Your objective: Only the number is wanted: how many lines of the data contain "Maryland"?

Records excerpted from a collection
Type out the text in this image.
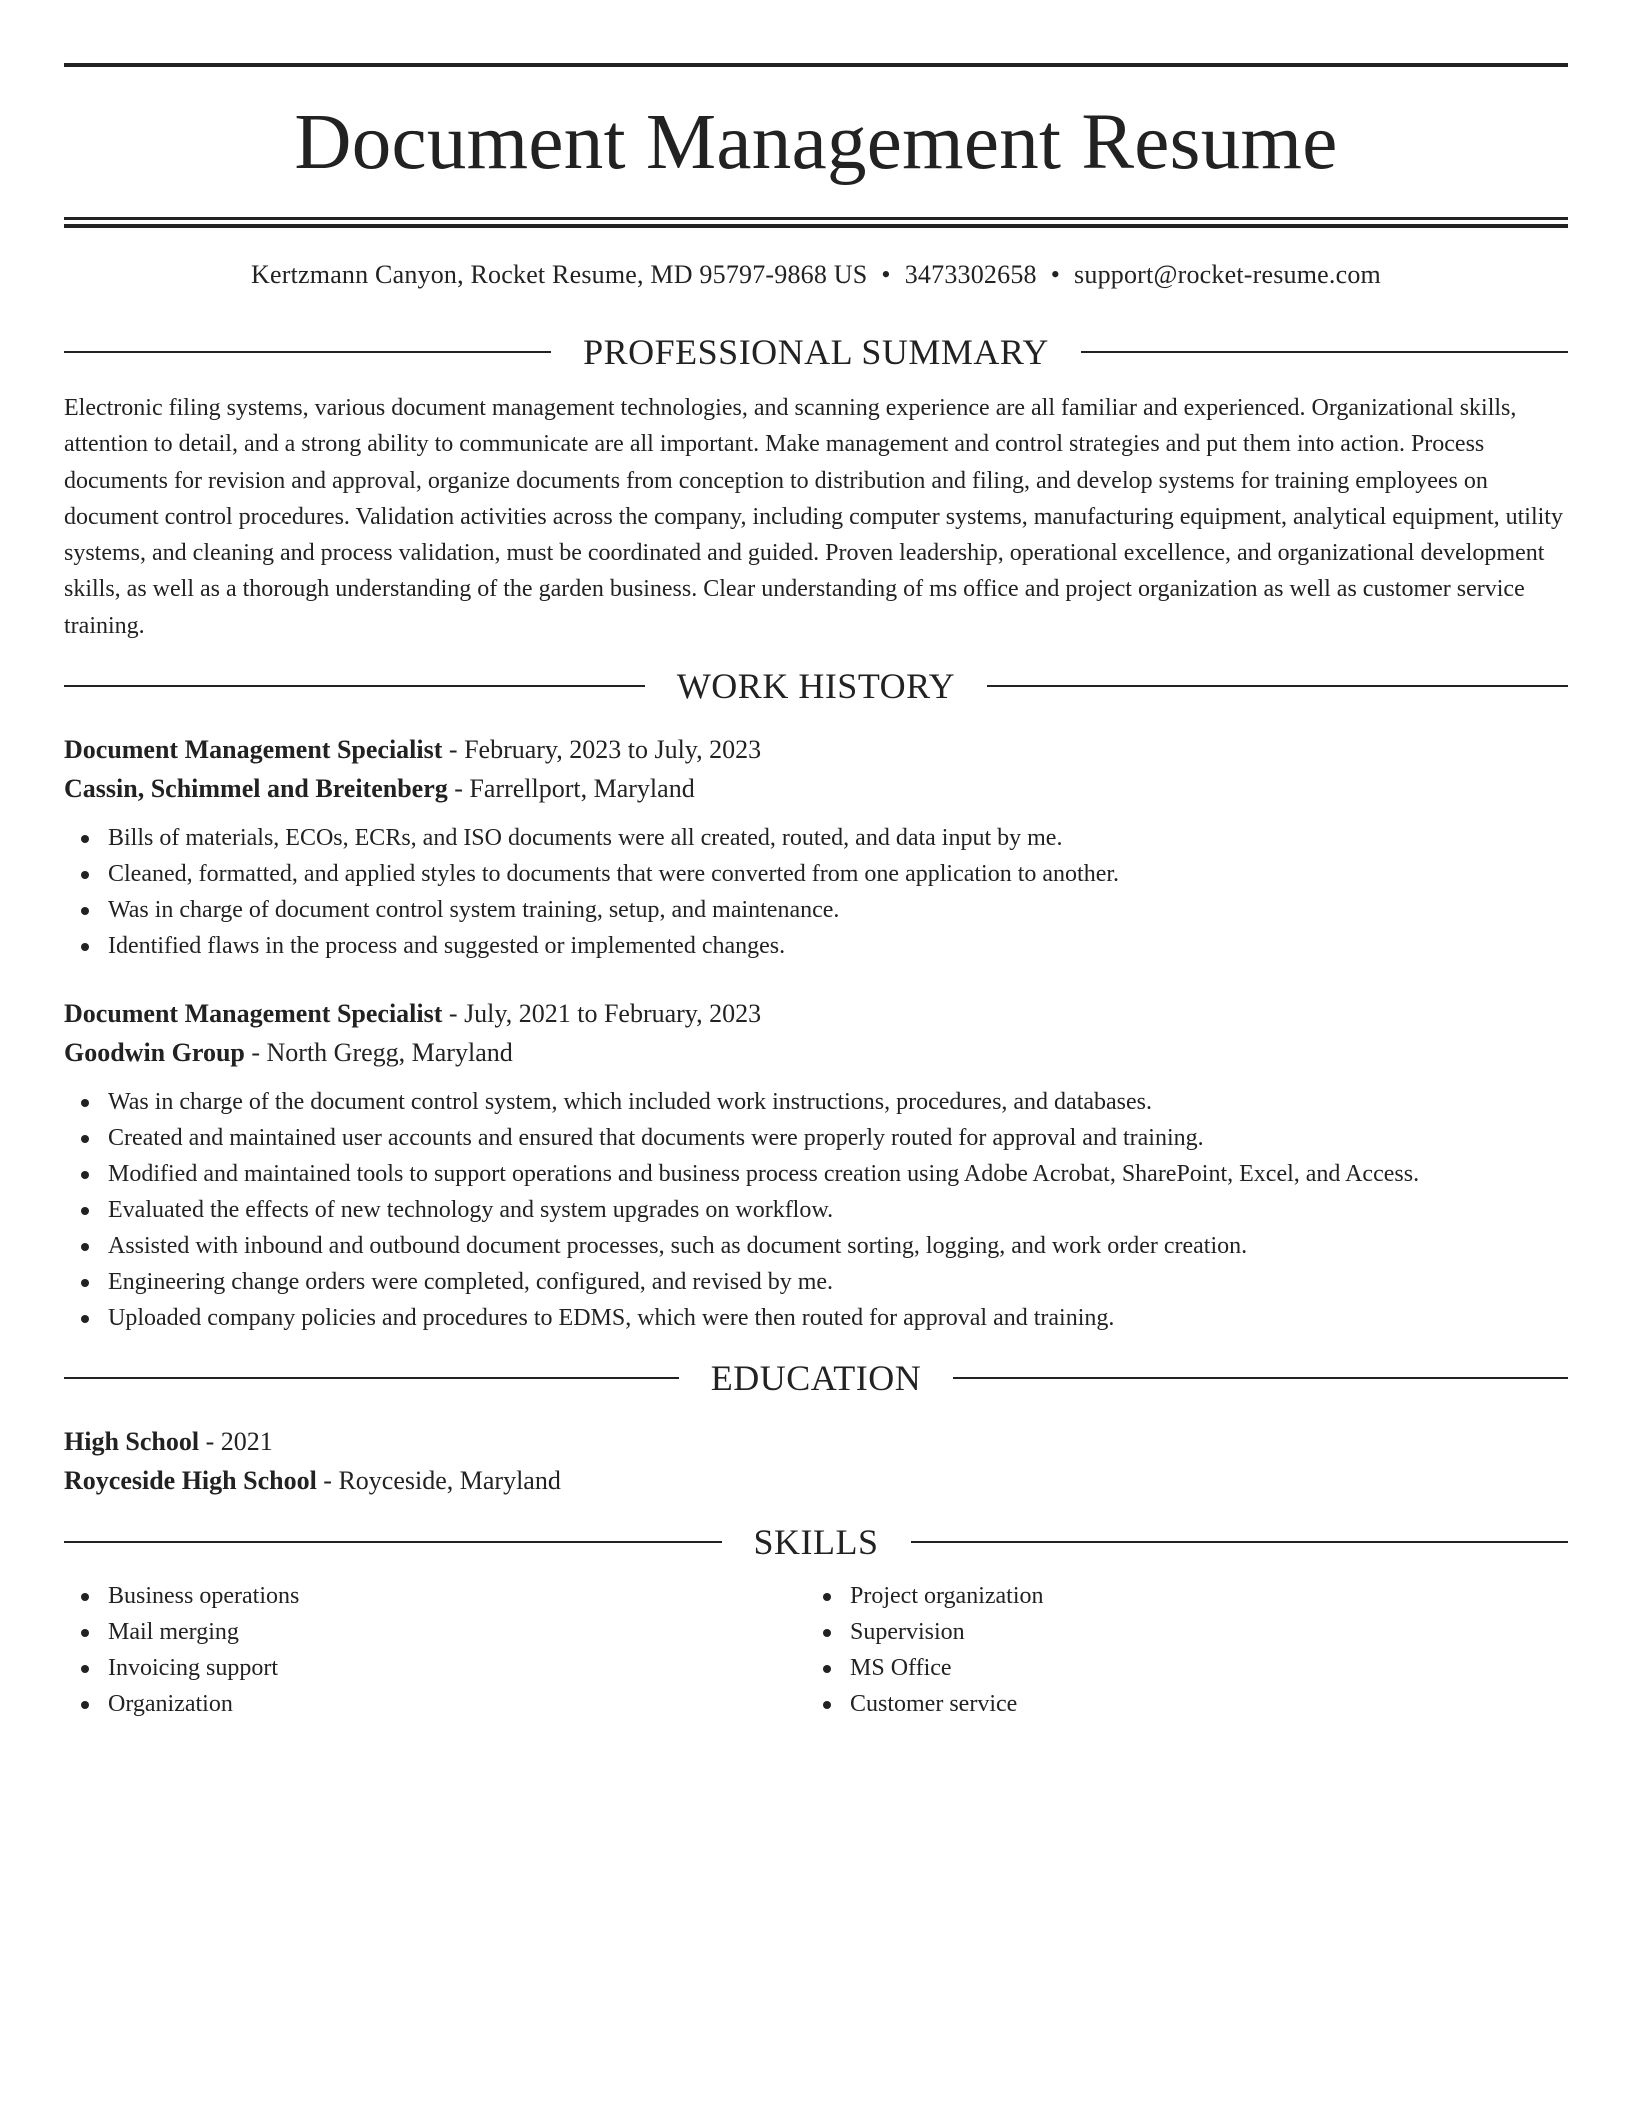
Document Management Resume
Kertzmann Canyon, Rocket Resume, MD 95797-9868 US • 3473302658 • support@rocket-resume.com
PROFESSIONAL SUMMARY
Electronic filing systems, various document management technologies, and scanning experience are all familiar and experienced. Organizational skills, attention to detail, and a strong ability to communicate are all important. Make management and control strategies and put them into action. Process documents for revision and approval, organize documents from conception to distribution and filing, and develop systems for training employees on document control procedures. Validation activities across the company, including computer systems, manufacturing equipment, analytical equipment, utility systems, and cleaning and process validation, must be coordinated and guided. Proven leadership, operational excellence, and organizational development skills, as well as a thorough understanding of the garden business. Clear understanding of ms office and project organization as well as customer service training.
WORK HISTORY
Document Management Specialist - February, 2023 to July, 2023
Cassin, Schimmel and Breitenberg - Farrellport, Maryland
Bills of materials, ECOs, ECRs, and ISO documents were all created, routed, and data input by me.
Cleaned, formatted, and applied styles to documents that were converted from one application to another.
Was in charge of document control system training, setup, and maintenance.
Identified flaws in the process and suggested or implemented changes.
Document Management Specialist - July, 2021 to February, 2023
Goodwin Group - North Gregg, Maryland
Was in charge of the document control system, which included work instructions, procedures, and databases.
Created and maintained user accounts and ensured that documents were properly routed for approval and training.
Modified and maintained tools to support operations and business process creation using Adobe Acrobat, SharePoint, Excel, and Access.
Evaluated the effects of new technology and system upgrades on workflow.
Assisted with inbound and outbound document processes, such as document sorting, logging, and work order creation.
Engineering change orders were completed, configured, and revised by me.
Uploaded company policies and procedures to EDMS, which were then routed for approval and training.
EDUCATION
High School - 2021
Royceside High School - Royceside, Maryland
SKILLS
Business operations
Mail merging
Invoicing support
Organization
Project organization
Supervision
MS Office
Customer service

Solution to this exercise: 3